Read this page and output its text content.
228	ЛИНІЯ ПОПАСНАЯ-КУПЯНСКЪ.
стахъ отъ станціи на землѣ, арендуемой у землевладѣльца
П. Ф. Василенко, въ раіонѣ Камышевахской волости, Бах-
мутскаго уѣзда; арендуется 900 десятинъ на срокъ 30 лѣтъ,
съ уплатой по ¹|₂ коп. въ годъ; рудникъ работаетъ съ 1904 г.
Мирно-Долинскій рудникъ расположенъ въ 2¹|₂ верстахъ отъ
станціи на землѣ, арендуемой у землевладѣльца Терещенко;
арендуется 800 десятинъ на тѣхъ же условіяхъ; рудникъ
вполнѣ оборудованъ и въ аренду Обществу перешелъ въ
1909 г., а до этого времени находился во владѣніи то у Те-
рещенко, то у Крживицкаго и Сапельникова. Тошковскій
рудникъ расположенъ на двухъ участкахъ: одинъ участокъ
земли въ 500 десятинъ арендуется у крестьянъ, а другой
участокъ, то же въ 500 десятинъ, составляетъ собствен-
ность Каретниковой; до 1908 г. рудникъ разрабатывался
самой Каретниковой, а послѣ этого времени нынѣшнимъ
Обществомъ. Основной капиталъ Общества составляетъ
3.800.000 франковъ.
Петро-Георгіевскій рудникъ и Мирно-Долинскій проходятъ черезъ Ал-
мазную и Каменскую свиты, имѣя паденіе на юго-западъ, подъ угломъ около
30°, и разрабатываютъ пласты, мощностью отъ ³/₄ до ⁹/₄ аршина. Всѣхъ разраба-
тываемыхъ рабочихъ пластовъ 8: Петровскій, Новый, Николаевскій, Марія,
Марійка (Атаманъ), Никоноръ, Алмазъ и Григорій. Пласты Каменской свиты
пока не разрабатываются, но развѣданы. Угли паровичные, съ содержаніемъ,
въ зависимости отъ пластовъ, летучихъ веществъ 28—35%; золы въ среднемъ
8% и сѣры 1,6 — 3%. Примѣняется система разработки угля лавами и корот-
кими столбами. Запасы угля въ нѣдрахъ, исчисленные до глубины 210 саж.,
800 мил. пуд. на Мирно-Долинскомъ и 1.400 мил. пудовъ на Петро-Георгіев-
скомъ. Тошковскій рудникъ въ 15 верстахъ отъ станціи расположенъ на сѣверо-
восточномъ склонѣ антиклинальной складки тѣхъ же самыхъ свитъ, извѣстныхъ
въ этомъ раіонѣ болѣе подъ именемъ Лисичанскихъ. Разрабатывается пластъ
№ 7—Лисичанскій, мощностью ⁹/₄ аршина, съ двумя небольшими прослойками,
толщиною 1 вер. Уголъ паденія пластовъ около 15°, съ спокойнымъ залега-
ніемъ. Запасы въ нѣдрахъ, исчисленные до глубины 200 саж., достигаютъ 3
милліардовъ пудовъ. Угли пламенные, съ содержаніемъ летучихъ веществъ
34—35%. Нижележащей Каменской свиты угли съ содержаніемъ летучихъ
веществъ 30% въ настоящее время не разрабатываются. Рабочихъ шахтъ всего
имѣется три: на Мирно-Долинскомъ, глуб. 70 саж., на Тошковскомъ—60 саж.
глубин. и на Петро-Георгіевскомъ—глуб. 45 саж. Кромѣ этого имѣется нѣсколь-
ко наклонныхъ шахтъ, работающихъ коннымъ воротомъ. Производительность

TASK DIRECTIONS –
Which lines hold the word "тѣхъ"? Show each one.

OUTPUT OF THE EXERCISE –
арендуется 800 десятинъ на тѣхъ же условіяхъ; рудникъ
восточномъ склонѣ антиклинальной складки тѣхъ же самыхъ свитъ, извѣстныхъ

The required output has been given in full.